▸ **GOAL OF THE EXERCISE**: Take every line that has the string "臺灣ニ於ケル蚊族ノ豫防醫學的研究" and copy it out.

Extracted records:
____

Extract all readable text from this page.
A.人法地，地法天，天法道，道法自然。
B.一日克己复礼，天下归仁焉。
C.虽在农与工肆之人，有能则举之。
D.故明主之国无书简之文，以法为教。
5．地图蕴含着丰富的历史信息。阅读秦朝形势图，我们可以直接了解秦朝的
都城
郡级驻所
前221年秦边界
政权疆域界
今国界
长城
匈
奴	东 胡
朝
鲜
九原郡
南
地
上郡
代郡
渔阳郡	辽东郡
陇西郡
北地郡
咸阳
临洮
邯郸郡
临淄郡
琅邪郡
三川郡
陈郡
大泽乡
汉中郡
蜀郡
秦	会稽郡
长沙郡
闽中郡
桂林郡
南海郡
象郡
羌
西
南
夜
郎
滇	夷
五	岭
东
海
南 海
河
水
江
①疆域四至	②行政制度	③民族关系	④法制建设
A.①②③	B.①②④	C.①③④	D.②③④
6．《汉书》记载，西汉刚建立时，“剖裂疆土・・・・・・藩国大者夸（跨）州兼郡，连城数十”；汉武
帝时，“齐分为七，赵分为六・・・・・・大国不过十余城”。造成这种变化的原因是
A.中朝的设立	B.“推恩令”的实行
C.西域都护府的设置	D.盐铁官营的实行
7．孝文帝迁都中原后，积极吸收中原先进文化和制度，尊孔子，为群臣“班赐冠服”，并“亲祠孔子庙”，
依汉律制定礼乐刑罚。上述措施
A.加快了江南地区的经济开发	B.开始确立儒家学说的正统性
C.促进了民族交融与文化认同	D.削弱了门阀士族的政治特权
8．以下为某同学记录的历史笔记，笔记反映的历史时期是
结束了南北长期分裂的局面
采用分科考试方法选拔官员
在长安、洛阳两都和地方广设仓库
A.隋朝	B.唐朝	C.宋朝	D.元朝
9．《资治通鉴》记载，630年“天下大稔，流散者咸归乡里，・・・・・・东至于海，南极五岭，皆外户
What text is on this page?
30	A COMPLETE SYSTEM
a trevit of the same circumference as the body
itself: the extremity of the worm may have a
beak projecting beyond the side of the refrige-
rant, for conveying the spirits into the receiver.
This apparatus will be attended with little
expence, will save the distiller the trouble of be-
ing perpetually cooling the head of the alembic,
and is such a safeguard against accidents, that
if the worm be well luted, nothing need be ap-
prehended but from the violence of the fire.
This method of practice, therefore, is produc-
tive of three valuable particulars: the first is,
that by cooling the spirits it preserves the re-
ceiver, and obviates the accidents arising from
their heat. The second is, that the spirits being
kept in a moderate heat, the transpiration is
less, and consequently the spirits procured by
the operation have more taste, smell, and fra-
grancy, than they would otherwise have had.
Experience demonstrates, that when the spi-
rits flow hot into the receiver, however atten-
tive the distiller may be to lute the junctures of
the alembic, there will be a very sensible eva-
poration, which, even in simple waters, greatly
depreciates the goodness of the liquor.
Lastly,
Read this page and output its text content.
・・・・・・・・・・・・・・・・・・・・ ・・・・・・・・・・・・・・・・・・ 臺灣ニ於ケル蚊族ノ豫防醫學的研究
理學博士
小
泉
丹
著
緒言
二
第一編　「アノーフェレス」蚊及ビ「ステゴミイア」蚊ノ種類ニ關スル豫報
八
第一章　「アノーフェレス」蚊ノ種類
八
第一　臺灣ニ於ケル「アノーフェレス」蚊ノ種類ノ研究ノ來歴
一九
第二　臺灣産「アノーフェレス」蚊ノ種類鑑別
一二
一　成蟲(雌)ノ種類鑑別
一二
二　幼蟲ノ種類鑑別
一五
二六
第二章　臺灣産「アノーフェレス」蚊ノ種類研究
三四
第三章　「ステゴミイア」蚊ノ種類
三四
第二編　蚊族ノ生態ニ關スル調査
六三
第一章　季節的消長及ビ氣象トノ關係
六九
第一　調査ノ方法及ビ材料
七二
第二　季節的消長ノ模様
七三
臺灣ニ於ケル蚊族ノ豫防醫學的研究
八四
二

____

▸ **SOLUTION**:
・・・・・・・・・・・・・・・・・・・・ ・・・・・・・・・・・・・・・・・・ 臺灣ニ於ケル蚊族ノ豫防醫學的研究
臺灣ニ於ケル蚊族ノ豫防醫學的研究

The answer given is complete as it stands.